The problem: Find every line in the records below that holds the word "name", and copy each one.

[Stored data entries]
===============
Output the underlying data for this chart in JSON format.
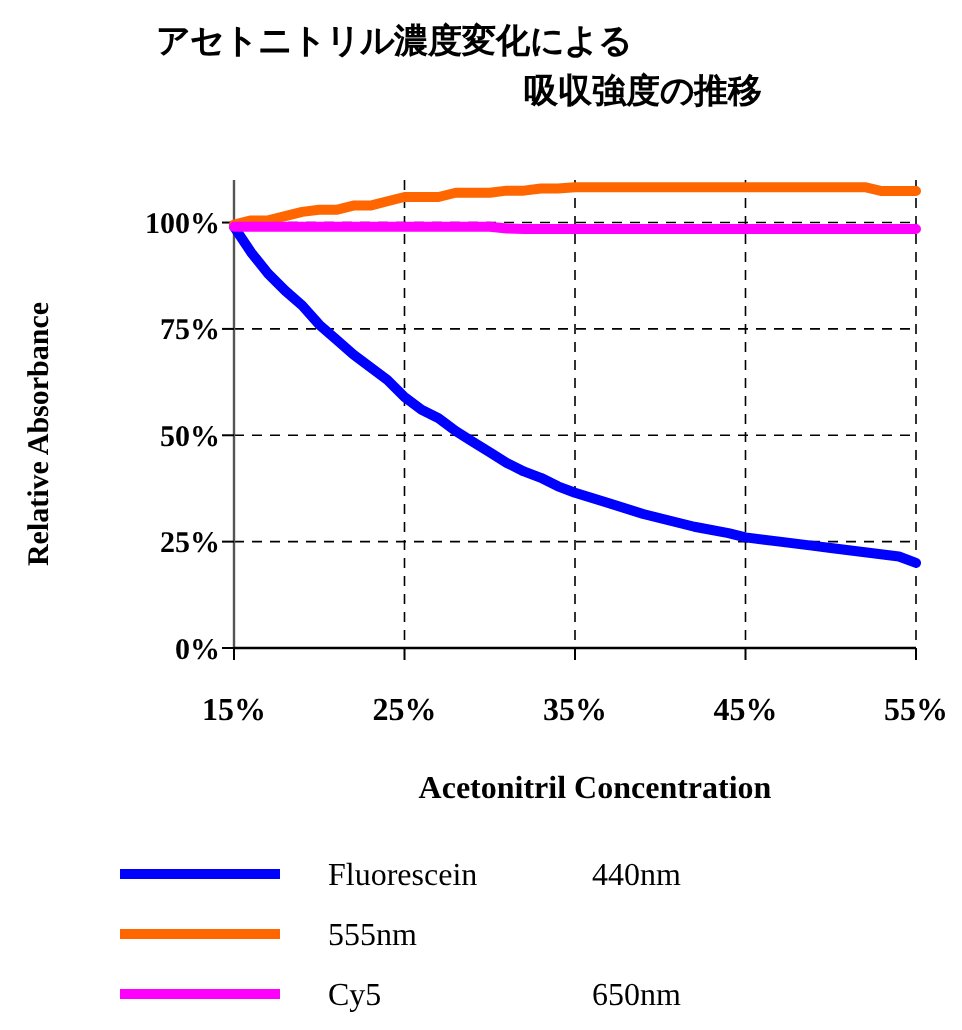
{
  "chart_data": {
    "type": "line",
    "title": "アセトニトリル濃度変化による",
    "subtitle": "吸収強度の推移",
    "xlabel": "Acetonitril Concentration",
    "ylabel": "Relative Absorbance",
    "xlim": [
      15,
      55
    ],
    "xticks": [
      {
        "value": 15,
        "label": "15%"
      },
      {
        "value": 25,
        "label": "25%"
      },
      {
        "value": 35,
        "label": "35%"
      },
      {
        "value": 45,
        "label": "45%"
      },
      {
        "value": 55,
        "label": "55%"
      }
    ],
    "ylim": [
      0,
      110
    ],
    "yticks": [
      {
        "value": 0,
        "label": "0%"
      },
      {
        "value": 25,
        "label": "25%"
      },
      {
        "value": 50,
        "label": "50%"
      },
      {
        "value": 75,
        "label": "75%"
      },
      {
        "value": 100,
        "label": "100%"
      }
    ],
    "grid": true,
    "legend": "bottom",
    "line_style": "solid",
    "marker": "none",
    "series": [
      {
        "name": "Fluorescein 440nm",
        "color": "#0000ff",
        "x": [
          15,
          16,
          17,
          18,
          19,
          20,
          21,
          22,
          23,
          24,
          25,
          26,
          27,
          28,
          29,
          30,
          31,
          32,
          33,
          34,
          35,
          37,
          39,
          40,
          42,
          44,
          45,
          47,
          49,
          50,
          52,
          54,
          55
        ],
        "values": [
          99,
          93,
          88,
          84,
          80.5,
          76,
          72.5,
          69,
          66,
          63,
          59,
          56,
          54,
          51,
          48.5,
          46,
          43.5,
          41.5,
          40,
          38,
          36.5,
          34,
          31.5,
          30.5,
          28.5,
          27,
          26,
          25,
          24,
          23.5,
          22.5,
          21.5,
          20
        ]
      },
      {
        "name": "555nm",
        "color": "#ff6600",
        "x": [
          15,
          16,
          17,
          18,
          19,
          20,
          21,
          22,
          23,
          24,
          25,
          26,
          27,
          28,
          29,
          30,
          31,
          32,
          33,
          34,
          35,
          45,
          50,
          52,
          53,
          55
        ],
        "values": [
          99.5,
          100.5,
          100.5,
          101.5,
          102.5,
          103,
          103,
          104,
          104,
          105,
          106,
          106,
          106,
          107,
          107,
          107,
          107.5,
          107.5,
          108,
          108,
          108.3,
          108.3,
          108.3,
          108.3,
          107.4,
          107.4
        ]
      },
      {
        "name": "Cy5 650nm",
        "color": "#ff00ff",
        "x": [
          15,
          17,
          30,
          31,
          32,
          55
        ],
        "values": [
          99,
          99,
          99,
          98.6,
          98.5,
          98.5
        ]
      }
    ]
  }
}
===============
Response for this exercise:
        "name": "Fluorescein 440nm",
        "name": "555nm",
        "name": "Cy5 650nm",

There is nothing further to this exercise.